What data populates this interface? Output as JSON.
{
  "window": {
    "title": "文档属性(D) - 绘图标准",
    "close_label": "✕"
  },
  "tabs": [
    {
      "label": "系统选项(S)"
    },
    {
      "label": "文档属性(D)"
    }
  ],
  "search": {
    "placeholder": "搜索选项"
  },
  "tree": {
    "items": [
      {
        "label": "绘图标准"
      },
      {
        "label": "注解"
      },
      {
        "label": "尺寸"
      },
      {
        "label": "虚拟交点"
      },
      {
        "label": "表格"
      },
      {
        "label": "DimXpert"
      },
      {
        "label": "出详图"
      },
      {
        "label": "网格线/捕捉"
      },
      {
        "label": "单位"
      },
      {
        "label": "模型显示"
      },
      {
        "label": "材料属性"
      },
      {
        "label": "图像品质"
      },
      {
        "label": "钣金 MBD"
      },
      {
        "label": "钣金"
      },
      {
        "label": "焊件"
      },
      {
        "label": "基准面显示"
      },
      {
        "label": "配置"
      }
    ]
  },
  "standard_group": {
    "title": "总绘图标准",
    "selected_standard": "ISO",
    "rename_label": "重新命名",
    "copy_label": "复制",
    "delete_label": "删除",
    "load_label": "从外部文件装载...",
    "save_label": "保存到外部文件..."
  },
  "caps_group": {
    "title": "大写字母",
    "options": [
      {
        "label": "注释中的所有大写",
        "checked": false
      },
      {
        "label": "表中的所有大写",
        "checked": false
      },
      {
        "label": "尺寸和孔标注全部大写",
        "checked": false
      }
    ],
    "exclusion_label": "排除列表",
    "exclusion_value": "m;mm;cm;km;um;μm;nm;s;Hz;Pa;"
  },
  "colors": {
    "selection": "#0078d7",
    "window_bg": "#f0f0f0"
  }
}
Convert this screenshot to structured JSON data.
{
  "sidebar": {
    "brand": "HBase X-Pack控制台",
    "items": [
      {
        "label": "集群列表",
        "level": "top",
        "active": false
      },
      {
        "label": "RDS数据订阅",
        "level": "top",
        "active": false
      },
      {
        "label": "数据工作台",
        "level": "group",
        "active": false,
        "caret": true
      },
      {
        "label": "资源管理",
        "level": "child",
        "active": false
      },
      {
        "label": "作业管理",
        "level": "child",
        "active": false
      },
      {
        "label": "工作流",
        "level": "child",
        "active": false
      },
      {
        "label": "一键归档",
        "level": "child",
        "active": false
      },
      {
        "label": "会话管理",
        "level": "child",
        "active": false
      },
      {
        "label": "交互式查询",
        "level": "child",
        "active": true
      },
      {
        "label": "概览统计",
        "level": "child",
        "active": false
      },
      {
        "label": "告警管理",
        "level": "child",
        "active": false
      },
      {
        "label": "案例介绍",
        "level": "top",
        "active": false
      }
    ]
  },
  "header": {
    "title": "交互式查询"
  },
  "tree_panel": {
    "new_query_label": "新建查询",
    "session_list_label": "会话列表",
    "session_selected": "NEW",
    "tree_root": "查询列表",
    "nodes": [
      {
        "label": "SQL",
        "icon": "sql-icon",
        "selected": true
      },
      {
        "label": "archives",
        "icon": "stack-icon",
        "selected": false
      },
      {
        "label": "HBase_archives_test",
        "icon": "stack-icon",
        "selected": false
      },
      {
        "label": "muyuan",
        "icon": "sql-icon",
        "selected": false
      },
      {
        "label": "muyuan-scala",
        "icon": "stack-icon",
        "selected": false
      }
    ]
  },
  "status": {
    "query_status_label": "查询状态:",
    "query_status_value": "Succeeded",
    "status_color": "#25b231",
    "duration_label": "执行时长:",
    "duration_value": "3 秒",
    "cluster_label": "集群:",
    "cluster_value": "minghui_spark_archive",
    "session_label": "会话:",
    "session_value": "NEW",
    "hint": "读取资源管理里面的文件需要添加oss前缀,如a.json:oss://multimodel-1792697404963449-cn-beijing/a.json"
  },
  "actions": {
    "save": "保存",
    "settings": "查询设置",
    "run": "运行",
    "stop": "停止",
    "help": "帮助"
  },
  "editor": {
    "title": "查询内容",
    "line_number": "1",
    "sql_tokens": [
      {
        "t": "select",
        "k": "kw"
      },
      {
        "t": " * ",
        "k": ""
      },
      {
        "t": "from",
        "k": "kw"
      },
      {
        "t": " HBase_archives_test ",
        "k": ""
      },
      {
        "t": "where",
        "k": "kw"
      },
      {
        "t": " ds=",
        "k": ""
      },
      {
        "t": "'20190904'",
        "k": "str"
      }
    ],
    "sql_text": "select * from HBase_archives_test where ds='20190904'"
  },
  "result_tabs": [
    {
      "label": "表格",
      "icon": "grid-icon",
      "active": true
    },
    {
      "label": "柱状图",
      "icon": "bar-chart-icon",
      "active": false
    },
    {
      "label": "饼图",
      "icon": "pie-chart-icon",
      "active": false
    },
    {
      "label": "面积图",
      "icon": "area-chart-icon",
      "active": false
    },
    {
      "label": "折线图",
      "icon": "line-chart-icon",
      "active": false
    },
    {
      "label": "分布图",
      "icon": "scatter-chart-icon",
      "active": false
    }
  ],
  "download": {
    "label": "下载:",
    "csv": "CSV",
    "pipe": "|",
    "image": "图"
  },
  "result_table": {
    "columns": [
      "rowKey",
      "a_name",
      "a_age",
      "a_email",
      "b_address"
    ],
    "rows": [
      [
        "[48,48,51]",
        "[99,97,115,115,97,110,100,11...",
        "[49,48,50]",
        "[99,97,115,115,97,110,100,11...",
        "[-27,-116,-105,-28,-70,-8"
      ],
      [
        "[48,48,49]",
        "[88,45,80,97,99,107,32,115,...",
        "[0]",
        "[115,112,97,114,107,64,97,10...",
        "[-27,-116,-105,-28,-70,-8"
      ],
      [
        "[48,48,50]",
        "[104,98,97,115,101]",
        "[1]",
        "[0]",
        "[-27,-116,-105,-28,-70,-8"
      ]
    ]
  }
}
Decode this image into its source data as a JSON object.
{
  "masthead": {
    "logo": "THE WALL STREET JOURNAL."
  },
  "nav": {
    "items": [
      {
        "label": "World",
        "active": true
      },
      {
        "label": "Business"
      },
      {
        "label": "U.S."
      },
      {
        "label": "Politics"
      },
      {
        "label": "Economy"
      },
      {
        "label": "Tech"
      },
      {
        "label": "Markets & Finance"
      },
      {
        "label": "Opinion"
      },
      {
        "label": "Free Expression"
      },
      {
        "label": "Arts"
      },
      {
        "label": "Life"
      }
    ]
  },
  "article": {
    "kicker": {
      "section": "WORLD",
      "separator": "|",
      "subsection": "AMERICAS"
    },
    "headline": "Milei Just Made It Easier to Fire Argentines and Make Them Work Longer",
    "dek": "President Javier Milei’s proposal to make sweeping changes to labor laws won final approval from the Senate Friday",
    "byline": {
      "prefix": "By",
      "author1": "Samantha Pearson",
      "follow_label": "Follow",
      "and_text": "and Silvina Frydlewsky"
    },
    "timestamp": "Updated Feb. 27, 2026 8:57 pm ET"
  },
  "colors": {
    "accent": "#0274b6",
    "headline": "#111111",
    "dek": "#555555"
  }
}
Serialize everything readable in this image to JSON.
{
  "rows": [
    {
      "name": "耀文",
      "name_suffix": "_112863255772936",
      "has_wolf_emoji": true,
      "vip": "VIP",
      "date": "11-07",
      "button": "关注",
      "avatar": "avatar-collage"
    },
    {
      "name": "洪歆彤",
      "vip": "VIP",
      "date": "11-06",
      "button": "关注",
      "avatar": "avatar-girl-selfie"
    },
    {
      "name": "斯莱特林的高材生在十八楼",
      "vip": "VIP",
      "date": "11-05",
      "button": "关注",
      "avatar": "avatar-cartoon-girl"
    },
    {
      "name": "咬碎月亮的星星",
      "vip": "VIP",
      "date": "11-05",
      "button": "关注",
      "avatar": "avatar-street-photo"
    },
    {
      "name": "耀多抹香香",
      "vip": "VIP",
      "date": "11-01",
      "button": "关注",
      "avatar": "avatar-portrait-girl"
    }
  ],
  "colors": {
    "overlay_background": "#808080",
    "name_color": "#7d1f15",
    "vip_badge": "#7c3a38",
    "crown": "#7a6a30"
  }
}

◆ Request:
Repeat exactly, and only, the lines of the records above, starting with the line that contains "Serialize everything readable" and ending with the final line, both included.

◆ Correct response:
Serialize everything readable in this image to JSON.
{
  "rows": [
    {
      "name": "耀文",
      "name_suffix": "_112863255772936",
      "has_wolf_emoji": true,
      "vip": "VIP",
      "date": "11-07",
      "button": "关注",
      "avatar": "avatar-collage"
    },
    {
      "name": "洪歆彤",
      "vip": "VIP",
      "date": "11-06",
      "button": "关注",
      "avatar": "avatar-girl-selfie"
    },
    {
      "name": "斯莱特林的高材生在十八楼",
      "vip": "VIP",
      "date": "11-05",
      "button": "关注",
      "avatar": "avatar-cartoon-girl"
    },
    {
      "name": "咬碎月亮的星星",
      "vip": "VIP",
      "date": "11-05",
      "button": "关注",
      "avatar": "avatar-street-photo"
    },
    {
      "name": "耀多抹香香",
      "vip": "VIP",
      "date": "11-01",
      "button": "关注",
      "avatar": "avatar-portrait-girl"
    }
  ],
  "colors": {
    "overlay_background": "#808080",
    "name_color": "#7d1f15",
    "vip_badge": "#7c3a38",
    "crown": "#7a6a30"
  }
}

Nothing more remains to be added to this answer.